--- BEGIN DATA EXCERPTS ---

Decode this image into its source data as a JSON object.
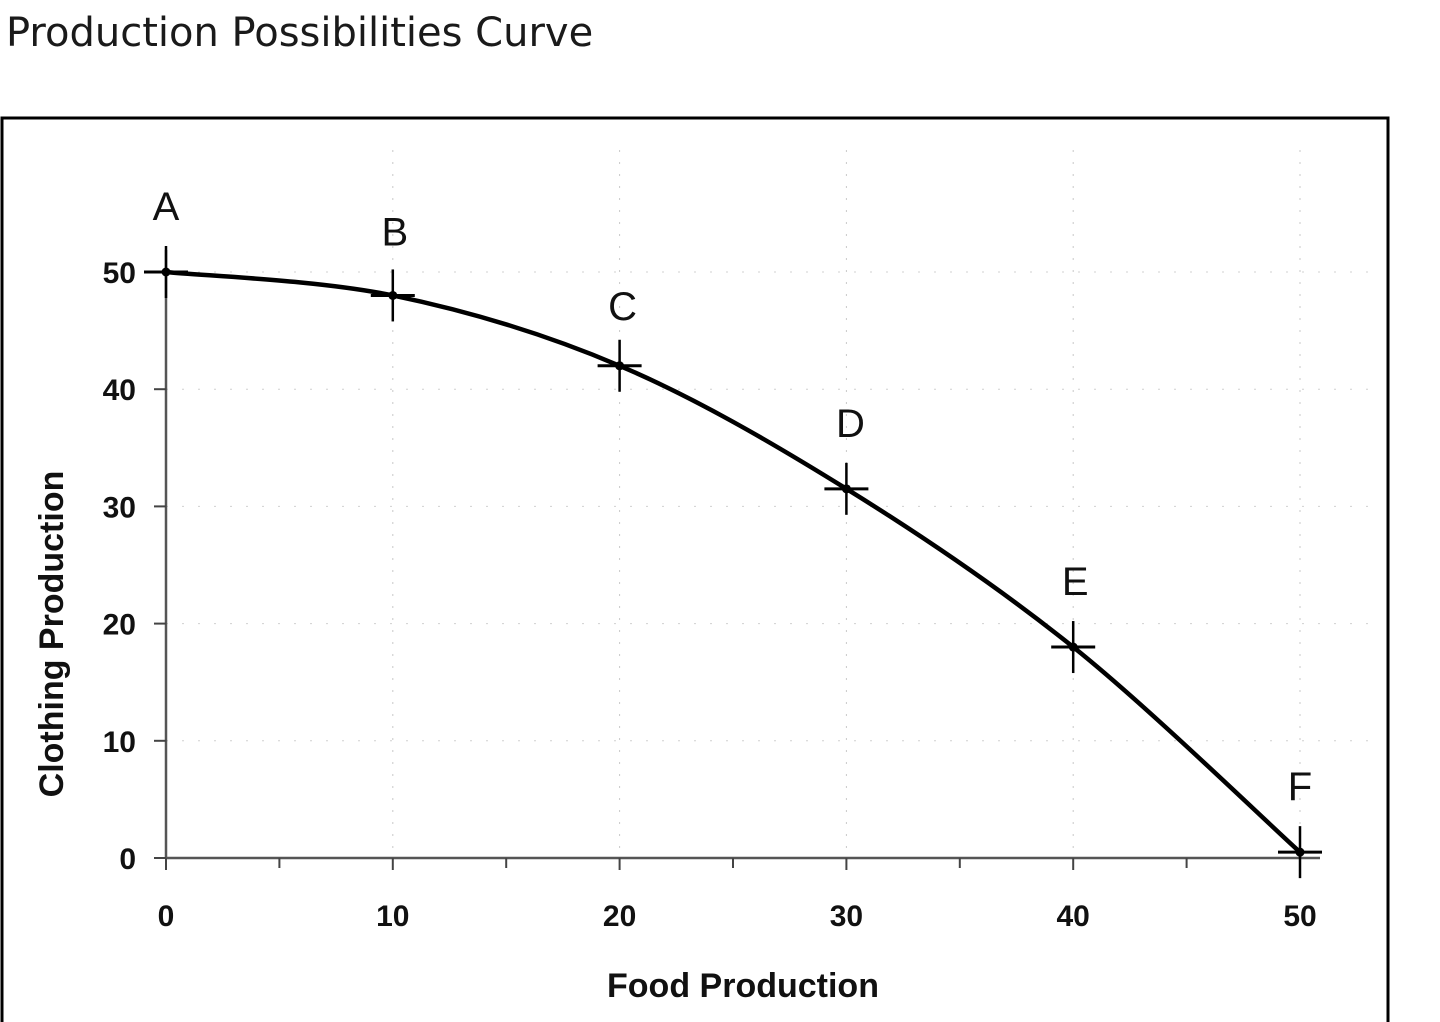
{
  "page": {
    "title": "Production Possibilities Curve"
  },
  "chart_data": {
    "type": "line",
    "title": "",
    "xlabel": "Food Production",
    "ylabel": "Clothing Production",
    "xlim": [
      0,
      50
    ],
    "ylim": [
      0,
      50
    ],
    "x_ticks": [
      0,
      10,
      20,
      30,
      40,
      50
    ],
    "y_ticks": [
      0,
      10,
      20,
      30,
      40,
      50
    ],
    "grid": false,
    "legend": "none",
    "line_color": "#000000",
    "series": [
      {
        "points": [
          {
            "label": "A",
            "x": 0,
            "y": 50
          },
          {
            "label": "B",
            "x": 10,
            "y": 48
          },
          {
            "label": "C",
            "x": 20,
            "y": 42
          },
          {
            "label": "D",
            "x": 30,
            "y": 31.5
          },
          {
            "label": "E",
            "x": 40,
            "y": 18
          },
          {
            "label": "F",
            "x": 50,
            "y": 0.5
          }
        ]
      }
    ]
  }
}
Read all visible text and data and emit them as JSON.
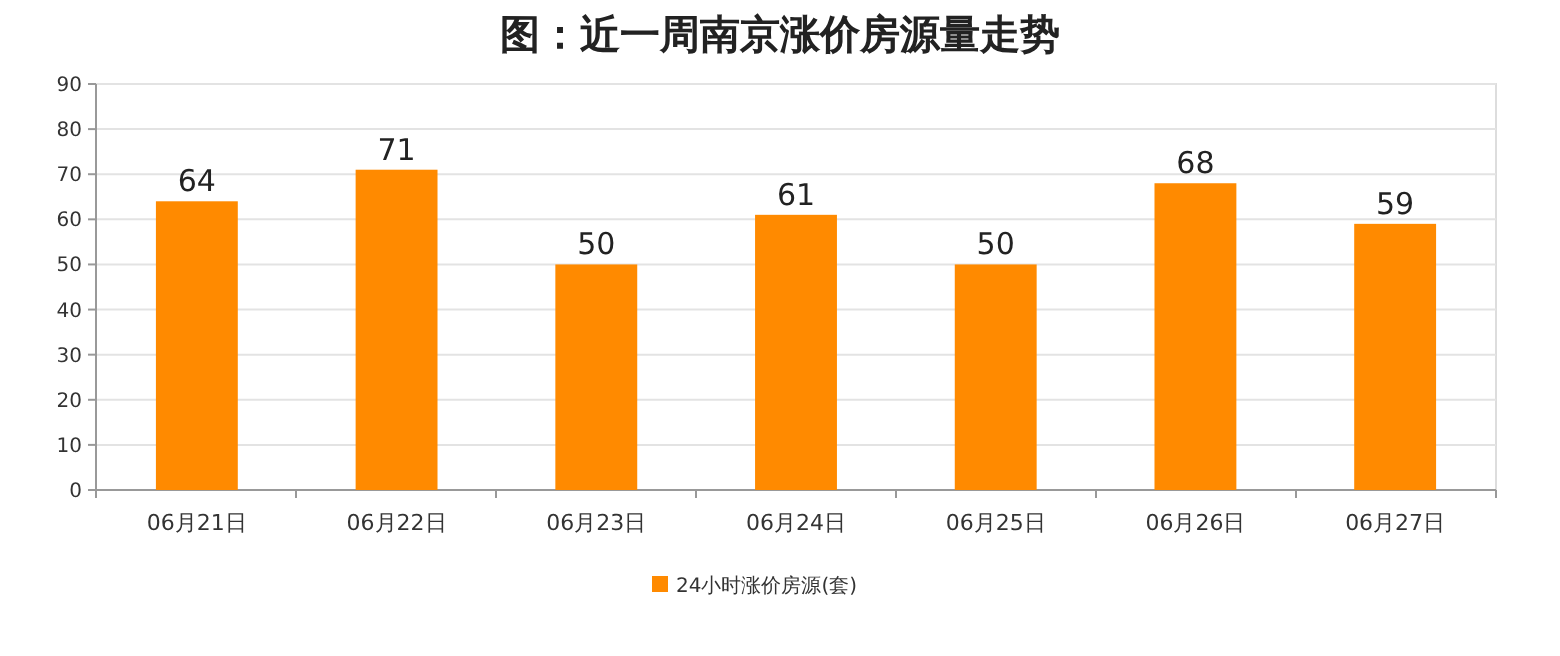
{
  "chart_data": {
    "type": "bar",
    "title": "图：近一周南京涨价房源量走势",
    "categories": [
      "06月21日",
      "06月22日",
      "06月23日",
      "06月24日",
      "06月25日",
      "06月26日",
      "06月27日"
    ],
    "series": [
      {
        "name": "24小时涨价房源(套)",
        "color": "#ff8a00",
        "values": [
          64,
          71,
          50,
          61,
          50,
          68,
          59
        ]
      }
    ],
    "ylim": [
      0,
      90
    ],
    "yticks": [
      0,
      10,
      20,
      30,
      40,
      50,
      60,
      70,
      80,
      90
    ],
    "grid": "y",
    "legend": "bottom",
    "data_labels": true
  }
}
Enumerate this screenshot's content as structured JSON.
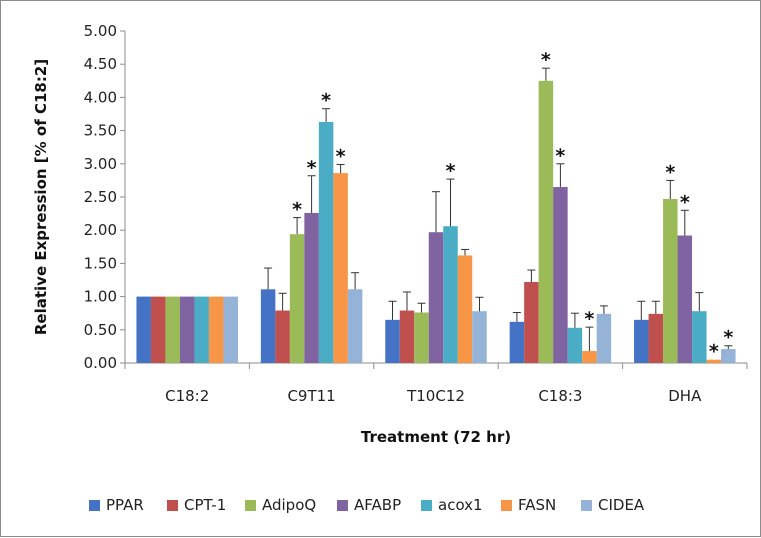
{
  "chart_data": {
    "type": "bar",
    "xlabel": "Treatment (72 hr)",
    "ylabel": "Relative Expression [% of C18:2]",
    "ylim": [
      0,
      5
    ],
    "ytick_step": 0.5,
    "yticks": [
      "0.00",
      "0.50",
      "1.00",
      "1.50",
      "2.00",
      "2.50",
      "3.00",
      "3.50",
      "4.00",
      "4.50",
      "5.00"
    ],
    "grid": false,
    "legend_position": "bottom",
    "categories": [
      "C18:2",
      "C9T11",
      "T10C12",
      "C18:3",
      "DHA"
    ],
    "series": [
      {
        "name": "PPAR",
        "color": "#4472C4",
        "values": [
          1.0,
          1.11,
          0.65,
          0.62,
          0.65
        ],
        "errors": [
          0,
          0.32,
          0.28,
          0.14,
          0.28
        ],
        "sig": [
          false,
          false,
          false,
          false,
          false
        ]
      },
      {
        "name": "CPT-1",
        "color": "#C0504D",
        "values": [
          1.0,
          0.79,
          0.79,
          1.22,
          0.74
        ],
        "errors": [
          0,
          0.26,
          0.28,
          0.18,
          0.19
        ],
        "sig": [
          false,
          false,
          false,
          false,
          false
        ]
      },
      {
        "name": "AdipoQ",
        "color": "#9BBB59",
        "values": [
          1.0,
          1.94,
          0.76,
          4.25,
          2.47
        ],
        "errors": [
          0,
          0.25,
          0.14,
          0.19,
          0.28
        ],
        "sig": [
          false,
          true,
          false,
          true,
          true
        ]
      },
      {
        "name": "AFABP",
        "color": "#8064A2",
        "values": [
          1.0,
          2.26,
          1.97,
          2.65,
          1.92
        ],
        "errors": [
          0,
          0.56,
          0.61,
          0.35,
          0.38
        ],
        "sig": [
          false,
          true,
          false,
          true,
          true
        ]
      },
      {
        "name": "acox1",
        "color": "#4BACC6",
        "values": [
          1.0,
          3.63,
          2.06,
          0.53,
          0.78
        ],
        "errors": [
          0,
          0.2,
          0.71,
          0.22,
          0.28
        ],
        "sig": [
          false,
          true,
          true,
          false,
          false
        ]
      },
      {
        "name": "FASN",
        "color": "#F79646",
        "values": [
          1.0,
          2.86,
          1.62,
          0.18,
          0.05
        ],
        "errors": [
          0,
          0.13,
          0.09,
          0.36,
          0.0
        ],
        "sig": [
          false,
          true,
          false,
          true,
          true
        ]
      },
      {
        "name": "CIDEA",
        "color": "#95B3D7",
        "values": [
          1.0,
          1.11,
          0.78,
          0.74,
          0.21
        ],
        "errors": [
          0,
          0.25,
          0.21,
          0.12,
          0.05
        ],
        "sig": [
          false,
          false,
          false,
          false,
          true
        ]
      }
    ],
    "significance_marker": "*"
  }
}
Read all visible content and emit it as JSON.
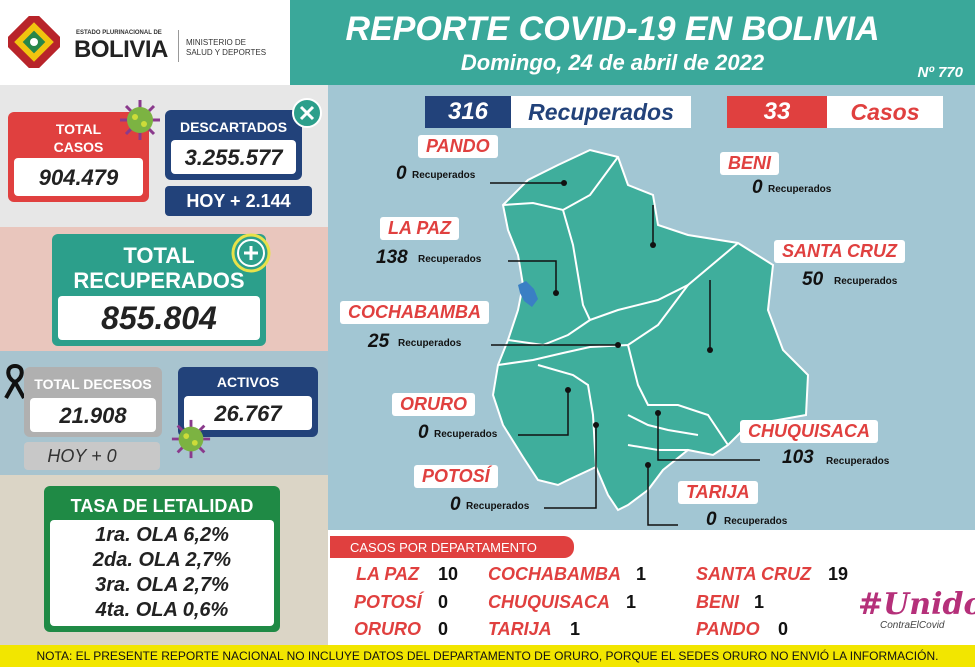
{
  "header": {
    "title": "REPORTE COVID-19 EN BOLIVIA",
    "date": "Domingo, 24 de abril de 2022",
    "number": "Nº 770",
    "logo_small": "ESTADO PLURINACIONAL DE",
    "logo_big": "BOLIVIA",
    "ministry_line1": "MINISTERIO DE",
    "ministry_line2": "SALUD Y DEPORTES"
  },
  "stats": {
    "total_cases_label_1": "TOTAL",
    "total_cases_label_2": "CASOS",
    "total_cases": "904.479",
    "discarded_label": "DESCARTADOS",
    "discarded": "3.255.577",
    "discarded_today": "HOY + 2.144",
    "recovered_label_1": "TOTAL",
    "recovered_label_2": "RECUPERADOS",
    "recovered": "855.804",
    "deaths_label": "TOTAL DECESOS",
    "deaths": "21.908",
    "deaths_today": "HOY + 0",
    "active_label": "ACTIVOS",
    "active": "26.767"
  },
  "lethality": {
    "label": "TASA DE LETALIDAD",
    "waves": [
      "1ra. OLA 6,2%",
      "2da. OLA 2,7%",
      "3ra. OLA 2,7%",
      "4ta. OLA 0,6%"
    ]
  },
  "map": {
    "recovered_total": "316",
    "recovered_label": "Recuperados",
    "cases_total": "33",
    "cases_label": "Casos",
    "rec_word": "Recuperados",
    "departments": [
      {
        "name": "PANDO",
        "value": "0"
      },
      {
        "name": "BENI",
        "value": "0"
      },
      {
        "name": "LA PAZ",
        "value": "138"
      },
      {
        "name": "SANTA CRUZ",
        "value": "50"
      },
      {
        "name": "COCHABAMBA",
        "value": "25"
      },
      {
        "name": "ORURO",
        "value": "0"
      },
      {
        "name": "CHUQUISACA",
        "value": "103"
      },
      {
        "name": "POTOSÍ",
        "value": "0"
      },
      {
        "name": "TARIJA",
        "value": "0"
      }
    ]
  },
  "cases_by_department": {
    "header": "CASOS POR DEPARTAMENTO",
    "items": [
      {
        "name": "LA PAZ",
        "value": "10"
      },
      {
        "name": "COCHABAMBA",
        "value": "1"
      },
      {
        "name": "SANTA CRUZ",
        "value": "19"
      },
      {
        "name": "POTOSÍ",
        "value": "0"
      },
      {
        "name": "CHUQUISACA",
        "value": "1"
      },
      {
        "name": "BENI",
        "value": "1"
      },
      {
        "name": "ORURO",
        "value": "0"
      },
      {
        "name": "TARIJA",
        "value": "1"
      },
      {
        "name": "PANDO",
        "value": "0"
      }
    ]
  },
  "campaign": {
    "hashtag": "#Unidos",
    "subline": "ContraElCovid"
  },
  "footer": {
    "note": "NOTA: EL PRESENTE REPORTE NACIONAL NO INCLUYE DATOS DEL DEPARTAMENTO DE ORURO, PORQUE EL SEDES ORURO NO ENVIÓ LA INFORMACIÓN."
  },
  "colors": {
    "teal": "#3aa89a",
    "red": "#e0403f",
    "navy": "#22427a",
    "green": "#1f8a45",
    "map_fill": "#3fae9c",
    "yellow": "#f2e600"
  }
}
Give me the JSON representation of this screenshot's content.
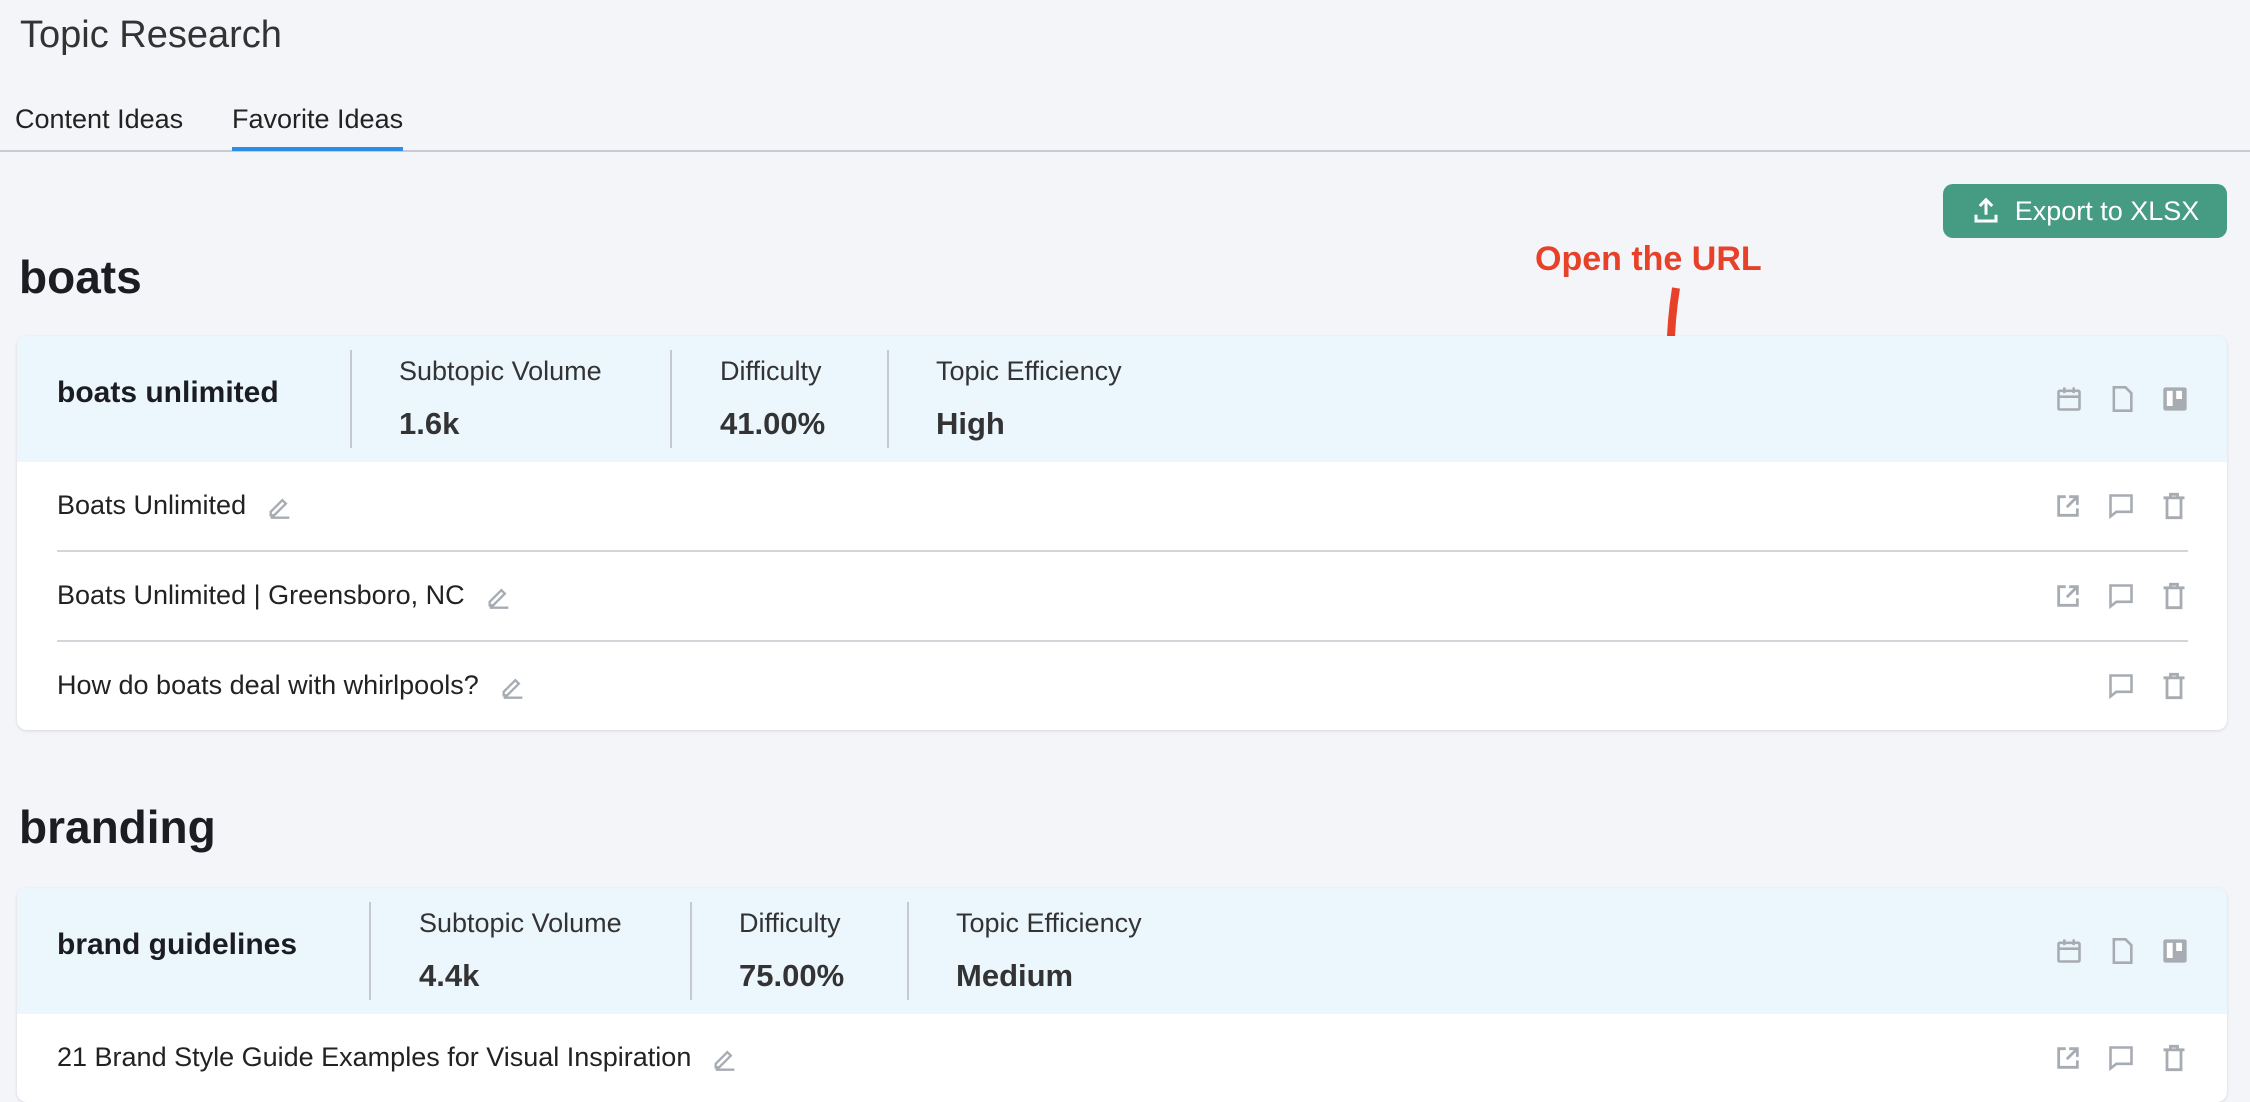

--- END DATA EXCERPTS ---

Say how many lines include the word "Read"; reply with the number alone.

2